SET TASK — Answer with one number only: the number of lines that include the word "chân".

SOURCE RECORDS —
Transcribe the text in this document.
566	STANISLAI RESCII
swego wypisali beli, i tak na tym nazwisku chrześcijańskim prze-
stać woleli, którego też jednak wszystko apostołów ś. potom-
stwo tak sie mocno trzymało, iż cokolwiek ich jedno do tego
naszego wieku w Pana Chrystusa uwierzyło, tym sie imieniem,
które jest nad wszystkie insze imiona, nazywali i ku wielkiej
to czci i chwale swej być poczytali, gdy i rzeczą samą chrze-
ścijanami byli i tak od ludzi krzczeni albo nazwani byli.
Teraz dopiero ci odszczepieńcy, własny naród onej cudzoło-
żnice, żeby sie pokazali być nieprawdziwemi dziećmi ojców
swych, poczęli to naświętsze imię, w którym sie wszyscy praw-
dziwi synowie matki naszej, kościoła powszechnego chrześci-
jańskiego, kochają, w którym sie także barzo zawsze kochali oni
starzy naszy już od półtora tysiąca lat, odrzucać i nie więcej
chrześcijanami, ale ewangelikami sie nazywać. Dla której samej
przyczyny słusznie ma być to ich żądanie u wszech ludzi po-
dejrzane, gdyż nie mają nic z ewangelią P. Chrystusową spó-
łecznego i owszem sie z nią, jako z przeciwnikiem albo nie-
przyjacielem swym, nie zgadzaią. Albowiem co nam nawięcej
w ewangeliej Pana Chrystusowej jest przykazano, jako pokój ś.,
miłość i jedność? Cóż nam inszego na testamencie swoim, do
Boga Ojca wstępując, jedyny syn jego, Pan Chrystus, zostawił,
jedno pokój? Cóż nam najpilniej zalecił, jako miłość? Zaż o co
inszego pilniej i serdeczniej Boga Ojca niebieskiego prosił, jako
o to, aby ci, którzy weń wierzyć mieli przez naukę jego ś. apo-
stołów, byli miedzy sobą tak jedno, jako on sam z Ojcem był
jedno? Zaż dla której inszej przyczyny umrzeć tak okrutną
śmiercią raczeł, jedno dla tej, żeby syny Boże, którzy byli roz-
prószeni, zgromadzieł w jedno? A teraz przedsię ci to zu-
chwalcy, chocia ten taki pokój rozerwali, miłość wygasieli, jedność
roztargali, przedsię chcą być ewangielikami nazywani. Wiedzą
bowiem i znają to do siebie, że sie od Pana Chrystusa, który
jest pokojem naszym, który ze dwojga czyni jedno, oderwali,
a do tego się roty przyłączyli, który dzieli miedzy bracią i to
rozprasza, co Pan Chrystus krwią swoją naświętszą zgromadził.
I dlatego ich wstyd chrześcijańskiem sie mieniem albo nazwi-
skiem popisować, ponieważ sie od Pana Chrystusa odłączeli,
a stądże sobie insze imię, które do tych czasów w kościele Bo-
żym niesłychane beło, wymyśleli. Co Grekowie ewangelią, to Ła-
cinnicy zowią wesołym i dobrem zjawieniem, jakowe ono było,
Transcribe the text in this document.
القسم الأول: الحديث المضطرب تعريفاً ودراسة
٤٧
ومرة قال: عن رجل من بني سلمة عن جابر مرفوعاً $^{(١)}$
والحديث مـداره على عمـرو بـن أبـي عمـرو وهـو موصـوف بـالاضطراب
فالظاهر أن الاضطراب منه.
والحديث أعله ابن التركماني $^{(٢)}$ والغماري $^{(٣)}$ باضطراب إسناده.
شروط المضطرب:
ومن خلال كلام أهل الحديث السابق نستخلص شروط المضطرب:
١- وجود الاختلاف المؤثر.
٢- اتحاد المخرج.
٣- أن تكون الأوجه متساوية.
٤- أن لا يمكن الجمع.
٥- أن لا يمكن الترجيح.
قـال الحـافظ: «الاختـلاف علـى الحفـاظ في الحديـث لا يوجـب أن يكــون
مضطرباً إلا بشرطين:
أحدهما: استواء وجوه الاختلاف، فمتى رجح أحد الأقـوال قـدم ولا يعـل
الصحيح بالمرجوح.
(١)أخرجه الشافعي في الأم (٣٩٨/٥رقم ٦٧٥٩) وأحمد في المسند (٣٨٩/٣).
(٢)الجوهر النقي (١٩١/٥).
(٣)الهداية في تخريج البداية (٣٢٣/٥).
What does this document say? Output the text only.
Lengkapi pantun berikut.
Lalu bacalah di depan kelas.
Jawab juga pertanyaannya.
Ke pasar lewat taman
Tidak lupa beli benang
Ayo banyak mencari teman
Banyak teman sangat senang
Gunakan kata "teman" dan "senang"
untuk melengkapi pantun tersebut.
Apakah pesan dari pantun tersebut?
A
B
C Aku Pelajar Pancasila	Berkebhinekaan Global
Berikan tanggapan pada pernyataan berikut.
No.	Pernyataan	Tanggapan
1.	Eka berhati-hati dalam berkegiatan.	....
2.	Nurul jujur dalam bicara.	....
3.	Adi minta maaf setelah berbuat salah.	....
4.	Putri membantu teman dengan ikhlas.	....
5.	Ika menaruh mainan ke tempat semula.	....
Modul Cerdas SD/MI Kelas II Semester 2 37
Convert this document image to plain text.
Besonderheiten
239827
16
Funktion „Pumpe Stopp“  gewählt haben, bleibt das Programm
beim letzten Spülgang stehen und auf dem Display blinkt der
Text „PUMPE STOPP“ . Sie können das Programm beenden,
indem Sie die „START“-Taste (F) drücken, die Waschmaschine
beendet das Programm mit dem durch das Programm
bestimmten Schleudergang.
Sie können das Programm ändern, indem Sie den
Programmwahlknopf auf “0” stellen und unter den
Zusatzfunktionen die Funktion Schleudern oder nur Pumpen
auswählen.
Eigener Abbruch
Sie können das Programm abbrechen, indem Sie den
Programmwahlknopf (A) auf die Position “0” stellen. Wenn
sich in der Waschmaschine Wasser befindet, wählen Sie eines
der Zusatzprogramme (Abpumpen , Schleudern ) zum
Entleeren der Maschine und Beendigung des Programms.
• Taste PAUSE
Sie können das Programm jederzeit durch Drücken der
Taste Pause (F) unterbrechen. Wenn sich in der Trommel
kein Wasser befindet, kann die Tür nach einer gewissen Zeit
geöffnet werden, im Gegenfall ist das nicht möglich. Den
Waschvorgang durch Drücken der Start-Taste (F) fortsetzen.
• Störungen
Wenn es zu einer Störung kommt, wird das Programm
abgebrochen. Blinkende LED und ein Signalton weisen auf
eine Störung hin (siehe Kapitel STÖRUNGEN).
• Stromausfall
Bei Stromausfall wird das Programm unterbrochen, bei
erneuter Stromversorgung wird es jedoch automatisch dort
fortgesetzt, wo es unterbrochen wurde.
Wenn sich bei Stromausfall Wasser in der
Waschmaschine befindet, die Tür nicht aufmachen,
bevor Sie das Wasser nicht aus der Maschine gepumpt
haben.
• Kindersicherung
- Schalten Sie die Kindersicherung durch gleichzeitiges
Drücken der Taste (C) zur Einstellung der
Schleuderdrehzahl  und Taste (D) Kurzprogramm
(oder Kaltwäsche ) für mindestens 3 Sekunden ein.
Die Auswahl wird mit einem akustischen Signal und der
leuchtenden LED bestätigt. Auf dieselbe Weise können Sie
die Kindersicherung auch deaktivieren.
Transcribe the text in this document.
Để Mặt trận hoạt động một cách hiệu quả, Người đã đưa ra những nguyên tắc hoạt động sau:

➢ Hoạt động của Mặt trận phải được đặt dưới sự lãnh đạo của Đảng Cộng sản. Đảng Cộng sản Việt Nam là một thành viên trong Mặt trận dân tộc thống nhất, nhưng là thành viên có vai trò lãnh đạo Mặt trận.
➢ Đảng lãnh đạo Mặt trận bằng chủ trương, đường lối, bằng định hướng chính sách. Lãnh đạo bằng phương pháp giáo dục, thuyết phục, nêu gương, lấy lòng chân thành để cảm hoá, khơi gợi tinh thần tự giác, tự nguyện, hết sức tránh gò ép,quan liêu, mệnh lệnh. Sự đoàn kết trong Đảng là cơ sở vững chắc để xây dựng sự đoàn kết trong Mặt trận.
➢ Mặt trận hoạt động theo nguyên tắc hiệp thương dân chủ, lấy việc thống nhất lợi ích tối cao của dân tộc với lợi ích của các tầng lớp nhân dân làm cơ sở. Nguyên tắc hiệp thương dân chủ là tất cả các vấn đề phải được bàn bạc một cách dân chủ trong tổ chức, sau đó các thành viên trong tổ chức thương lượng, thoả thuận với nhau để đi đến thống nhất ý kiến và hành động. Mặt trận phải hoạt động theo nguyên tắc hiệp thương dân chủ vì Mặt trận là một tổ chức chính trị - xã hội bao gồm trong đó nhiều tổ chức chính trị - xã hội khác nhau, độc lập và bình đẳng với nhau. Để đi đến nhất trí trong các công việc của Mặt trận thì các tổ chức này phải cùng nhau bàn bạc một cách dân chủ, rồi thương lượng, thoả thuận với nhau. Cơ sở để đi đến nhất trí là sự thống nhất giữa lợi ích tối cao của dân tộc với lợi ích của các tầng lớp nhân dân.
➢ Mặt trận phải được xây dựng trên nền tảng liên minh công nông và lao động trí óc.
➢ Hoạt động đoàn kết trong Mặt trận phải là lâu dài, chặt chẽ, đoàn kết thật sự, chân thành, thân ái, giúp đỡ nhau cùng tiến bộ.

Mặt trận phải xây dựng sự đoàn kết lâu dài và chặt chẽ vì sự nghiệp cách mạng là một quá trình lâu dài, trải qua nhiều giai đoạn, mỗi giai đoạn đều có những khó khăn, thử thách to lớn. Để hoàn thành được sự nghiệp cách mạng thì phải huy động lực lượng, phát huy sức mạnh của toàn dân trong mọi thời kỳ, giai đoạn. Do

EXERCISE RESULT — 2